- Your assignment
Look through the records below and give the number of lines holding the string "repeat", nothing more.

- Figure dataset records
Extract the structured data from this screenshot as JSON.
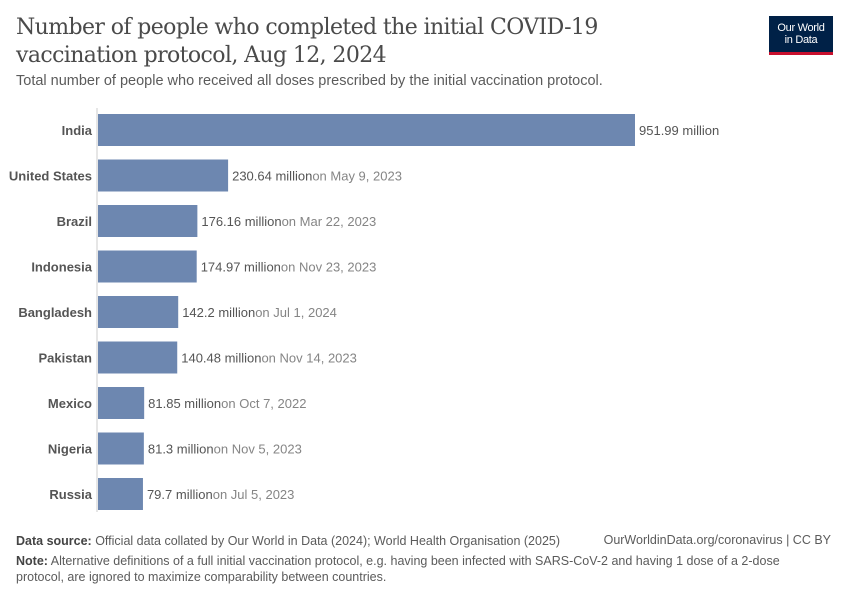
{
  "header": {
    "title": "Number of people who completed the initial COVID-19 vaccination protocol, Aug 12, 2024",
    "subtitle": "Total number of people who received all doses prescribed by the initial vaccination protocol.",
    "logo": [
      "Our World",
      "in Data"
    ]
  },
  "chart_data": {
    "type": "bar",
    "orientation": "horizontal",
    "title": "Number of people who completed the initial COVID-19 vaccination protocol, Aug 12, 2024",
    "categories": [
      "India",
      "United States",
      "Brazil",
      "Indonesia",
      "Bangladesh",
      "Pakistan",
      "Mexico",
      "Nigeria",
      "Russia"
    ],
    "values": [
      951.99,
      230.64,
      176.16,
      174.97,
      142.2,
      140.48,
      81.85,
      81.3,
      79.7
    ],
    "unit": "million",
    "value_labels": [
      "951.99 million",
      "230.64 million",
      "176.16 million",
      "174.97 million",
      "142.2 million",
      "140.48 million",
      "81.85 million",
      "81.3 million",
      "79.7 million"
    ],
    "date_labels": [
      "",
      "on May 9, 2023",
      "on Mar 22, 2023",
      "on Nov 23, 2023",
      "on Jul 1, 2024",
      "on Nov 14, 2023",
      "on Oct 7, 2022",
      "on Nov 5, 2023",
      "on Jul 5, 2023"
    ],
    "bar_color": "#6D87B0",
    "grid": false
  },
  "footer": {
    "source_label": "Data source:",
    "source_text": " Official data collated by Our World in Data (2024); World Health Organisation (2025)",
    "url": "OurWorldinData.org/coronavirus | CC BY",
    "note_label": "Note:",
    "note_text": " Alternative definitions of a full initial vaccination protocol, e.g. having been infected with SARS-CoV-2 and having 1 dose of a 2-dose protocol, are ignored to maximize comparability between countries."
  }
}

* * *

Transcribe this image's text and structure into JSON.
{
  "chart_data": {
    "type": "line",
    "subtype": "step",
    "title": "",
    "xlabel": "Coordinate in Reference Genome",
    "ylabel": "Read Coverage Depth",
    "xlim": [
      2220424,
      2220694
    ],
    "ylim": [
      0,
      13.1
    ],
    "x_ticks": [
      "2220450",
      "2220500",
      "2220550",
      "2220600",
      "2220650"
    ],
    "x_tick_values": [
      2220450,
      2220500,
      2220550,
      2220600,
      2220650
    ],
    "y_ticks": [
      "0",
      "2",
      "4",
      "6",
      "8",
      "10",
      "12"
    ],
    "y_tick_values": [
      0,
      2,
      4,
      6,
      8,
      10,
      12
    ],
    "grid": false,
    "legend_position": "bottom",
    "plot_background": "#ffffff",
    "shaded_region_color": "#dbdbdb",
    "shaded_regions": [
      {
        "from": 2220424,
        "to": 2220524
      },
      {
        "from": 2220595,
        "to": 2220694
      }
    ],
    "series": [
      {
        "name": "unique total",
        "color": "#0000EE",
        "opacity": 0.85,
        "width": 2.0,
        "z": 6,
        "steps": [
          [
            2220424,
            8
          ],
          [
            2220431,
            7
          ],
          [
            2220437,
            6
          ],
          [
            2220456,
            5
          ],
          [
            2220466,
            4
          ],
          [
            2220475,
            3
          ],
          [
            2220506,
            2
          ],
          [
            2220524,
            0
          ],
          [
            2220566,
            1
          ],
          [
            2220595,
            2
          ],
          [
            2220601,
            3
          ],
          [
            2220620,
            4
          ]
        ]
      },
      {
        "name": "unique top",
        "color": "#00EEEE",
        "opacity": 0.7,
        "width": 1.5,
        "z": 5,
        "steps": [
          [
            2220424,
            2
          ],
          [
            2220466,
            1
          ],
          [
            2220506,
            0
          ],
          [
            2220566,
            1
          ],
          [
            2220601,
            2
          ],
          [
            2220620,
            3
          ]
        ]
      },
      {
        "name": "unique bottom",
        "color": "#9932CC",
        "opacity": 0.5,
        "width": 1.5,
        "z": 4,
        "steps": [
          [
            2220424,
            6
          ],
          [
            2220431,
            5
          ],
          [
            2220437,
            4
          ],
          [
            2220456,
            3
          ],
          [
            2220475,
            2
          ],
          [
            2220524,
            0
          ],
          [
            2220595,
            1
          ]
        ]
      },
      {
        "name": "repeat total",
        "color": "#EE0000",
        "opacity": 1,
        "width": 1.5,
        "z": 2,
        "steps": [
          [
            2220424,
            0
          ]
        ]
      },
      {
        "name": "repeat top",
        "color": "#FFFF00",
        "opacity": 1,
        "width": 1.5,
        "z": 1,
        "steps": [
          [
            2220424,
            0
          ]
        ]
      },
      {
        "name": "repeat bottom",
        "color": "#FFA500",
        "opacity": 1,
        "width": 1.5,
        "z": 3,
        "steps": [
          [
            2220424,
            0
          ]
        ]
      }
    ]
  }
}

- Solution below
3